## Exercise prompt
Please write out the material below exactly as given.

....

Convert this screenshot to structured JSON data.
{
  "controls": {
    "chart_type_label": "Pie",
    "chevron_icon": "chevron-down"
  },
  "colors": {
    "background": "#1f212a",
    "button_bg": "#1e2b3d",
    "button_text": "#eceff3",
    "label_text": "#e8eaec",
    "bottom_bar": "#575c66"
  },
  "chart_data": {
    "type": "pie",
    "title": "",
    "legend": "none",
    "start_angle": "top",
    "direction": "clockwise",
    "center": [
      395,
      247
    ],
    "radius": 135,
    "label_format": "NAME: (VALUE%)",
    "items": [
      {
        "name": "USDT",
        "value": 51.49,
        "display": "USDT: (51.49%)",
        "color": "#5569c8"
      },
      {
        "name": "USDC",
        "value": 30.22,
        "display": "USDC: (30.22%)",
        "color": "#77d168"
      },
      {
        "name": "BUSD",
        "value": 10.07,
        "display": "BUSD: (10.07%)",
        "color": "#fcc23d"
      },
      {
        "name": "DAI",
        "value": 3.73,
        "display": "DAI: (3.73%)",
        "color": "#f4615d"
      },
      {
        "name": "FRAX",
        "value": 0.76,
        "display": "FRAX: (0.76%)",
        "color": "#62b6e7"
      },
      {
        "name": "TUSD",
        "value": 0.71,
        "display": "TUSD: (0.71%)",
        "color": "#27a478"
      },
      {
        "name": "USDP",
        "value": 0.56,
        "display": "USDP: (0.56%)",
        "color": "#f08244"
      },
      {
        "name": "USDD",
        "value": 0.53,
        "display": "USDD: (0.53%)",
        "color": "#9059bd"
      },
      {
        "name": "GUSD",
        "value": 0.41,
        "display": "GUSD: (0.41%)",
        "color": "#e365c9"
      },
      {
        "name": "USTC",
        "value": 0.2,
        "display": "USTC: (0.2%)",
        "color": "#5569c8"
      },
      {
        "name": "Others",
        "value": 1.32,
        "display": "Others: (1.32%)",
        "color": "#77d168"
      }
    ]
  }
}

....

## Finished exercise
Convert this screenshot to structured JSON data.
{
  "controls": {
    "chart_type_label": "Pie",
    "chevron_icon": "chevron-down"
  },
  "colors": {
    "background": "#1f212a",
    "button_bg": "#1e2b3d",
    "button_text": "#eceff3",
    "label_text": "#e8eaec",
    "bottom_bar": "#575c66"
  },
  "chart_data": {
    "type": "pie",
    "title": "",
    "legend": "none",
    "start_angle": "top",
    "direction": "clockwise",
    "center": [
      395,
      247
    ],
    "radius": 135,
    "label_format": "NAME: (VALUE%)",
    "items": [
      {
        "name": "USDT",
        "value": 51.49,
        "display": "USDT: (51.49%)",
        "color": "#5569c8"
      },
      {
        "name": "USDC",
        "value": 30.22,
        "display": "USDC: (30.22%)",
        "color": "#77d168"
      },
      {
        "name": "BUSD",
        "value": 10.07,
        "display": "BUSD: (10.07%)",
        "color": "#fcc23d"
      },
      {
        "name": "DAI",
        "value": 3.73,
        "display": "DAI: (3.73%)",
        "color": "#f4615d"
      },
      {
        "name": "FRAX",
        "value": 0.76,
        "display": "FRAX: (0.76%)",
        "color": "#62b6e7"
      },
      {
        "name": "TUSD",
        "value": 0.71,
        "display": "TUSD: (0.71%)",
        "color": "#27a478"
      },
      {
        "name": "USDP",
        "value": 0.56,
        "display": "USDP: (0.56%)",
        "color": "#f08244"
      },
      {
        "name": "USDD",
        "value": 0.53,
        "display": "USDD: (0.53%)",
        "color": "#9059bd"
      },
      {
        "name": "GUSD",
        "value": 0.41,
        "display": "GUSD: (0.41%)",
        "color": "#e365c9"
      },
      {
        "name": "USTC",
        "value": 0.2,
        "display": "USTC: (0.2%)",
        "color": "#5569c8"
      },
      {
        "name": "Others",
        "value": 1.32,
        "display": "Others: (1.32%)",
        "color": "#77d168"
      }
    ]
  }
}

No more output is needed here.